PROBLEM DESCRIPTION
Using the records below, locate all lines containing "name" and return them.

AVAILABLE DATA
____
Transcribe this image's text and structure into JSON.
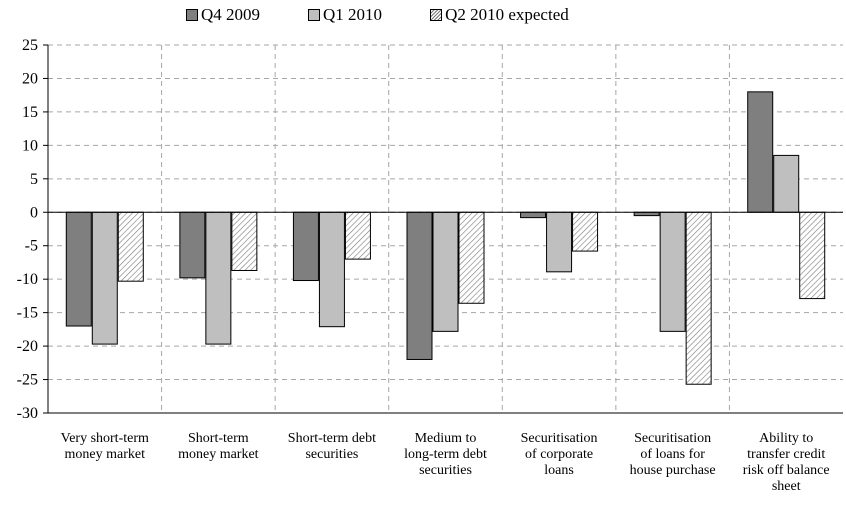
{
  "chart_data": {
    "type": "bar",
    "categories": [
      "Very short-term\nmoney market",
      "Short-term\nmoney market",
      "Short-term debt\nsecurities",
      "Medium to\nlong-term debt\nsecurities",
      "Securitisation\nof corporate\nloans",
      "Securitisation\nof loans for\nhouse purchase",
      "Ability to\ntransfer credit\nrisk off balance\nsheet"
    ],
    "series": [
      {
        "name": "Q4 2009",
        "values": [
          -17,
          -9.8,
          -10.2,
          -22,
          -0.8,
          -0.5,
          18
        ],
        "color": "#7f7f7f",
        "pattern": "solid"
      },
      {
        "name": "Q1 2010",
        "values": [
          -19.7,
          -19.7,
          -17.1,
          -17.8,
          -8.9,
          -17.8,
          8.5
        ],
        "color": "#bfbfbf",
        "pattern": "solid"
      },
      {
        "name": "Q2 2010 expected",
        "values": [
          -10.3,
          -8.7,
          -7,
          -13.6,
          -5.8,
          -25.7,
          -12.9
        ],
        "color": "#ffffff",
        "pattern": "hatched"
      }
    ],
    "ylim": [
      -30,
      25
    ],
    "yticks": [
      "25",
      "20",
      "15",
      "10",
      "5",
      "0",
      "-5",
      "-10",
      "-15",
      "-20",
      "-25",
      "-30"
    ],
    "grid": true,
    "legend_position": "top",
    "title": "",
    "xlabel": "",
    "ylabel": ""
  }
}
____
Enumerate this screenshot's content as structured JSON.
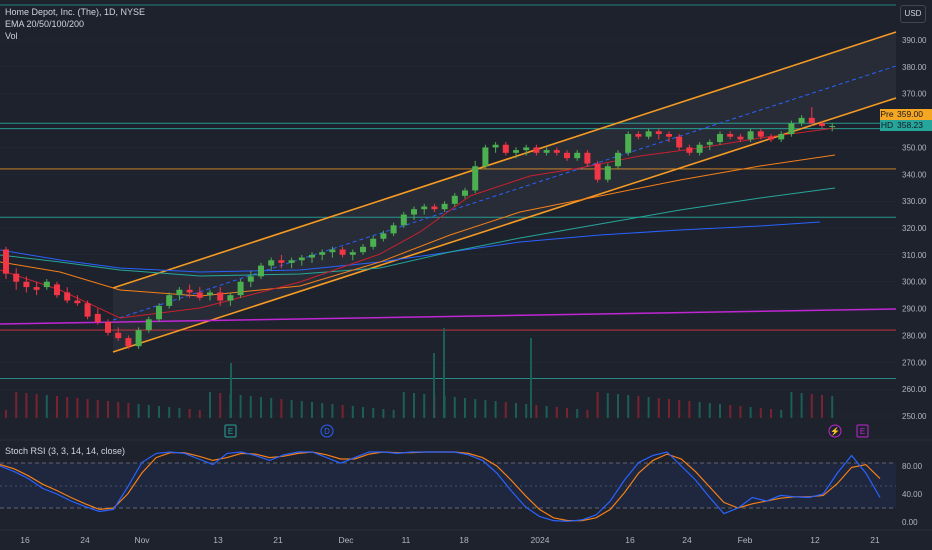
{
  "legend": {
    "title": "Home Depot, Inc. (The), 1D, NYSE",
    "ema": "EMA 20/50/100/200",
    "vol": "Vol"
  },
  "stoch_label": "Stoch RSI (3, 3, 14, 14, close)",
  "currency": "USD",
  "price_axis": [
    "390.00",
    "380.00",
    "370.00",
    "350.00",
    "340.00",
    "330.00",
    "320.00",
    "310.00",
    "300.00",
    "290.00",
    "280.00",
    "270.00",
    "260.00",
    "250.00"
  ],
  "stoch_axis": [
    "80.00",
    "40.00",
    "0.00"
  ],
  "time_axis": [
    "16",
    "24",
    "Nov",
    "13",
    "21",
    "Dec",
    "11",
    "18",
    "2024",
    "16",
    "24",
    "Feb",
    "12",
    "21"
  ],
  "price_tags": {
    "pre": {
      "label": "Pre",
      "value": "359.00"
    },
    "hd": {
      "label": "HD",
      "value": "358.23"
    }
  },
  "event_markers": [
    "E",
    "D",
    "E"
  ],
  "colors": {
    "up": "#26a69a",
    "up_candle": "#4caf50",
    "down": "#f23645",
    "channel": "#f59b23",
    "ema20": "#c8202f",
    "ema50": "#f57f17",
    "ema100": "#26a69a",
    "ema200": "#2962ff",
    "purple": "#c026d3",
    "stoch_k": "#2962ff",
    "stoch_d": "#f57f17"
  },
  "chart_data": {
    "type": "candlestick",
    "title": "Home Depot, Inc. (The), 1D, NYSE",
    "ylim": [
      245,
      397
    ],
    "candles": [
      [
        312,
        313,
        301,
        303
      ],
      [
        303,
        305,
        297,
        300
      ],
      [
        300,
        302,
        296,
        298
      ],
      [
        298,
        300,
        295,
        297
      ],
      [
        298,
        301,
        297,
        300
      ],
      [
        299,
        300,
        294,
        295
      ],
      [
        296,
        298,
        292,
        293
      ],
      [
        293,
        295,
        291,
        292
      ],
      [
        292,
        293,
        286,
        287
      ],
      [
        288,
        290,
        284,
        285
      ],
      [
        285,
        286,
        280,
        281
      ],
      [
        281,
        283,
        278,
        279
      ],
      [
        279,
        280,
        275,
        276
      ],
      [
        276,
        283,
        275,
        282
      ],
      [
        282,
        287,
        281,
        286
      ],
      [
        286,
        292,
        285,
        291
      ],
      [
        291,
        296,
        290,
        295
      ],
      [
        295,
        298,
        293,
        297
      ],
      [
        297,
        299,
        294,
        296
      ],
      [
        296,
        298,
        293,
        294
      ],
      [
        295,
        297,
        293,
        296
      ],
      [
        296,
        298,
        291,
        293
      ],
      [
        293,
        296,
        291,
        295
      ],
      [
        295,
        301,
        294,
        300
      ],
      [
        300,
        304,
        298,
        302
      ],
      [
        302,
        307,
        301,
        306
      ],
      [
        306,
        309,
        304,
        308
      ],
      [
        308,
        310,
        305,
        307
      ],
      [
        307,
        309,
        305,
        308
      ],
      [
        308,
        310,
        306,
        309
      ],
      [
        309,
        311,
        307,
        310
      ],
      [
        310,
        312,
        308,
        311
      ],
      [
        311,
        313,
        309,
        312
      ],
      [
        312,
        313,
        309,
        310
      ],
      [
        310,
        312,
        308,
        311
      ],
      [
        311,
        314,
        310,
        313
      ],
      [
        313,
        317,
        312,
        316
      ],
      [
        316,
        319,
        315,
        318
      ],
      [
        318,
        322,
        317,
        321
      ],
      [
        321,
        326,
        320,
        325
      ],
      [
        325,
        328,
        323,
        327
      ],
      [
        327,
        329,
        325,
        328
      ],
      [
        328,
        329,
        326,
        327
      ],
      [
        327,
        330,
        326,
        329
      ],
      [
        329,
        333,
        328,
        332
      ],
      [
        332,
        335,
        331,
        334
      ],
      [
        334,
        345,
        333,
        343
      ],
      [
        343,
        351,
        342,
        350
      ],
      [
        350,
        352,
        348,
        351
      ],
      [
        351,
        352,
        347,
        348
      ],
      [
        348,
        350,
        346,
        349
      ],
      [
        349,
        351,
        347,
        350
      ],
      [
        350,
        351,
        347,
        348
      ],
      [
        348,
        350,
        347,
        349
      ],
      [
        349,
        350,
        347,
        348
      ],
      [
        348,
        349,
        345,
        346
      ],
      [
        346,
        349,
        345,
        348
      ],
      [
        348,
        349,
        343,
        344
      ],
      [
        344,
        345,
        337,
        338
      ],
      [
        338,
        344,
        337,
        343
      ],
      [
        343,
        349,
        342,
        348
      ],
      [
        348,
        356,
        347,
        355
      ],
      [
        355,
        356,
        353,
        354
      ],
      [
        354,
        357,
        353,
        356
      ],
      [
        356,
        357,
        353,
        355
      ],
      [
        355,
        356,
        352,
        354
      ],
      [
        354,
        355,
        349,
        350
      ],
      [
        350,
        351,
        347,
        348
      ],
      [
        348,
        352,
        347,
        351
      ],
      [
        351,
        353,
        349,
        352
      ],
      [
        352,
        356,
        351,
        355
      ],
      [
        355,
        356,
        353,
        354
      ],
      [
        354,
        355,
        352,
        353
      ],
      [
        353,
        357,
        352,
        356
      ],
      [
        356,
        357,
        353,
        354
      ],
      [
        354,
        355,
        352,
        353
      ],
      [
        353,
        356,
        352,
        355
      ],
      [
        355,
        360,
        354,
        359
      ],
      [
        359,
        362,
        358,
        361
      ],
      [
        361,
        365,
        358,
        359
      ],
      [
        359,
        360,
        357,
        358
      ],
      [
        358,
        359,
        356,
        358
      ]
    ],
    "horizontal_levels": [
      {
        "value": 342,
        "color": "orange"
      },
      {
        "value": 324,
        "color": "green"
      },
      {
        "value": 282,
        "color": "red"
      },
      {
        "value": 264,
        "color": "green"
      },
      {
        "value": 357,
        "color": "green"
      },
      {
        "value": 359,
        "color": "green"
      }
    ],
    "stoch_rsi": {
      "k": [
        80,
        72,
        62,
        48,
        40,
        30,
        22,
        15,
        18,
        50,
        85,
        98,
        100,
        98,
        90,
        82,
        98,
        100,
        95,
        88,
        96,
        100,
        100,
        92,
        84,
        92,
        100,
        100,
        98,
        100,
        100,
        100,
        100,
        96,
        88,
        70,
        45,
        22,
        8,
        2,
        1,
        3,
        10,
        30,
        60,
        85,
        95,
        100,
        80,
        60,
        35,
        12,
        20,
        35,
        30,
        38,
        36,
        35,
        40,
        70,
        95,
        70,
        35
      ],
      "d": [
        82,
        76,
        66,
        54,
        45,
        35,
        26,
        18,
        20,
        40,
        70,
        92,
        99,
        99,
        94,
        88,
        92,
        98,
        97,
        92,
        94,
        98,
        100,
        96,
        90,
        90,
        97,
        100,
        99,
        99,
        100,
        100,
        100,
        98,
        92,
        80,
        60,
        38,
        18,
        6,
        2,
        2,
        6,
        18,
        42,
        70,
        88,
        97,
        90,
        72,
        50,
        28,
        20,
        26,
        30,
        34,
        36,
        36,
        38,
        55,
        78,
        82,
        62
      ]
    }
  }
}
____
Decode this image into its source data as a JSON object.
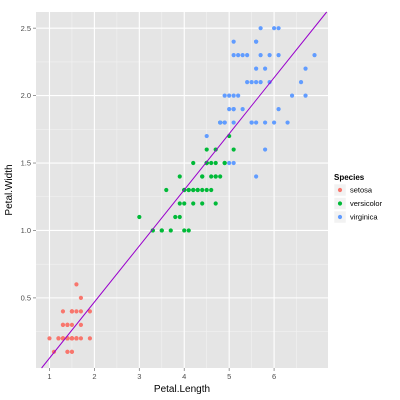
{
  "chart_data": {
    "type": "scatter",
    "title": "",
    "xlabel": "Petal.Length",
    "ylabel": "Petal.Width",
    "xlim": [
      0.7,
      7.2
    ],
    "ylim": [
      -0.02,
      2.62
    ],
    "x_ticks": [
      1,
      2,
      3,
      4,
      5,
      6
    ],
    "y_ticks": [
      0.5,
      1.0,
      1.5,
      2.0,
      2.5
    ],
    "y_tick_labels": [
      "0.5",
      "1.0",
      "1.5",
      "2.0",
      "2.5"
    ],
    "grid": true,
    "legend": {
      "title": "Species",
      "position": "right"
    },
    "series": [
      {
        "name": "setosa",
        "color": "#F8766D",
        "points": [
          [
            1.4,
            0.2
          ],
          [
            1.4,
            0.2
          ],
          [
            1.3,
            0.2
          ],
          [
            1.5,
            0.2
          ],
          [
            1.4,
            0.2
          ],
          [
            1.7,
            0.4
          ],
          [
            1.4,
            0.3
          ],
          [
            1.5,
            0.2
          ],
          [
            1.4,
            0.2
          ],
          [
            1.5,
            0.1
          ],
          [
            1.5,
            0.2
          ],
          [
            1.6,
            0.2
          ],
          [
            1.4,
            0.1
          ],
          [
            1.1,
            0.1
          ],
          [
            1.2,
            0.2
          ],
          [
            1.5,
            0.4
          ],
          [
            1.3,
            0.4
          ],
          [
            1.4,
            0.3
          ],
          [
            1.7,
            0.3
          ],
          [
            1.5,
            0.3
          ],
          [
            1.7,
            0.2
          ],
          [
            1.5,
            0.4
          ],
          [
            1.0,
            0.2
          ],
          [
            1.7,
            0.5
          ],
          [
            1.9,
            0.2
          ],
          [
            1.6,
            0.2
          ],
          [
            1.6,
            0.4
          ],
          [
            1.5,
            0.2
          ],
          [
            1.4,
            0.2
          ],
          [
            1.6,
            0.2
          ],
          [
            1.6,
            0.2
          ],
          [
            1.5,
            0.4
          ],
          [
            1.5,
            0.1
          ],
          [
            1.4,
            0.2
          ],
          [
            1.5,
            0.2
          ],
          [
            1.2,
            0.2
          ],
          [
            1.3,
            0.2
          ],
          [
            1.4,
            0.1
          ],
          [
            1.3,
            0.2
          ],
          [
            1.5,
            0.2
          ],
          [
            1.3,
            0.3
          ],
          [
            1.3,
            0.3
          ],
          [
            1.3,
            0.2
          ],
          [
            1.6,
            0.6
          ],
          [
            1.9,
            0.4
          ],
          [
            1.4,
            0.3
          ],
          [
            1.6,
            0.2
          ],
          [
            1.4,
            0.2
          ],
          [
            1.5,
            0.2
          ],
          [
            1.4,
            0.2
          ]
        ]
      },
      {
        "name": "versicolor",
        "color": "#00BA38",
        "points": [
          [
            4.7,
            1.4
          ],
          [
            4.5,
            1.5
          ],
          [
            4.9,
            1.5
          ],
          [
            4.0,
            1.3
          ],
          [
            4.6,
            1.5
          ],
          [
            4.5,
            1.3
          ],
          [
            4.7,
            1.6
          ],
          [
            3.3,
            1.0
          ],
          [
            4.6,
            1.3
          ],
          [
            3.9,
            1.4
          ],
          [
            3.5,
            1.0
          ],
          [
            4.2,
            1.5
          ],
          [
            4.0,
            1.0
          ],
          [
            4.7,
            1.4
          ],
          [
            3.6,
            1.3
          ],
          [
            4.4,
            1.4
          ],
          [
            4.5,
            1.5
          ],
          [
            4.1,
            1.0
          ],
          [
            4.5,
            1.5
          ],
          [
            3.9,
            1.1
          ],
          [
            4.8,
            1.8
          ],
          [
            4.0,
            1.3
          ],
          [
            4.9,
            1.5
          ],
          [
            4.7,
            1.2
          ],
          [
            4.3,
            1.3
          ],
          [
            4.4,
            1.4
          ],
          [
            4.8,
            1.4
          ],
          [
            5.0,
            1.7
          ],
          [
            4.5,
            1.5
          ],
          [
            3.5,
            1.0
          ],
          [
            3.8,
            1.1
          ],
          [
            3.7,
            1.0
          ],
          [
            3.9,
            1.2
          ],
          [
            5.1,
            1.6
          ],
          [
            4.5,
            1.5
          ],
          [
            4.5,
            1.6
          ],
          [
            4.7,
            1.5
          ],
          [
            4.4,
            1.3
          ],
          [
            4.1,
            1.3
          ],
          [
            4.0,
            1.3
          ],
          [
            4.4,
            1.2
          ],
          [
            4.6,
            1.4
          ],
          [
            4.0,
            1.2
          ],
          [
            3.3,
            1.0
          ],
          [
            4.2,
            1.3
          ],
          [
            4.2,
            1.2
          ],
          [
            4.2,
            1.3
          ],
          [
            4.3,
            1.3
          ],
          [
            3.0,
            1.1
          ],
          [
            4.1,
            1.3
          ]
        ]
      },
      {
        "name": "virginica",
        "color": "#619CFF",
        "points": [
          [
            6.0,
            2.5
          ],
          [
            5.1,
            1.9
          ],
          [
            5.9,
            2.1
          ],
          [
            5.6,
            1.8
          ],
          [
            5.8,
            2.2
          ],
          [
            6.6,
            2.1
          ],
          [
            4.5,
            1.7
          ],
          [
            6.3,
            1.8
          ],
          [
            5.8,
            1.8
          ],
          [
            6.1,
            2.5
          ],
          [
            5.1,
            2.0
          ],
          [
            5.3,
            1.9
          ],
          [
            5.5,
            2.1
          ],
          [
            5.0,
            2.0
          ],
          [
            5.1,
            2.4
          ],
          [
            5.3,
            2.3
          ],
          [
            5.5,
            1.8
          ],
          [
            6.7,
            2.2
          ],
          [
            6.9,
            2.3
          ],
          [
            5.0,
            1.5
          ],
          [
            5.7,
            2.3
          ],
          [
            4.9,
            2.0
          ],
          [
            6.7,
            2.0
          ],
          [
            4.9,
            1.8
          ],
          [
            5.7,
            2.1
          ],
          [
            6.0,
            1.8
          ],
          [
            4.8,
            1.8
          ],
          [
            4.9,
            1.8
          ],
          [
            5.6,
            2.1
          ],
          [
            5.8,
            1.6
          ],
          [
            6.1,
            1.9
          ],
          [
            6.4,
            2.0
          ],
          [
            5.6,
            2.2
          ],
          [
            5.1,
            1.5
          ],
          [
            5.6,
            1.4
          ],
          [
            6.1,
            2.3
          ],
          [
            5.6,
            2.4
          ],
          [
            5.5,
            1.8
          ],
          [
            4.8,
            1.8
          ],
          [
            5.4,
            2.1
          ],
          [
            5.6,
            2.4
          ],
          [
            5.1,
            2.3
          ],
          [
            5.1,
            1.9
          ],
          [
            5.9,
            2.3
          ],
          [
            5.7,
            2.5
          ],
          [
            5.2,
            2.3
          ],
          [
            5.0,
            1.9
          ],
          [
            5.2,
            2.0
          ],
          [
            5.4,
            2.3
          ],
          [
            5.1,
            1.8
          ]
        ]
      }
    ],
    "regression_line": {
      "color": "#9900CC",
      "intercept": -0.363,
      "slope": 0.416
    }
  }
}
____
EXERCISE SOLUTION
        "name": "Q4 2009",
        "name": "Q1 2010",
        "name": "Q2 2010 expected",
        "name": "setosa",
        "name": "versicolor",
        "name": "virginica",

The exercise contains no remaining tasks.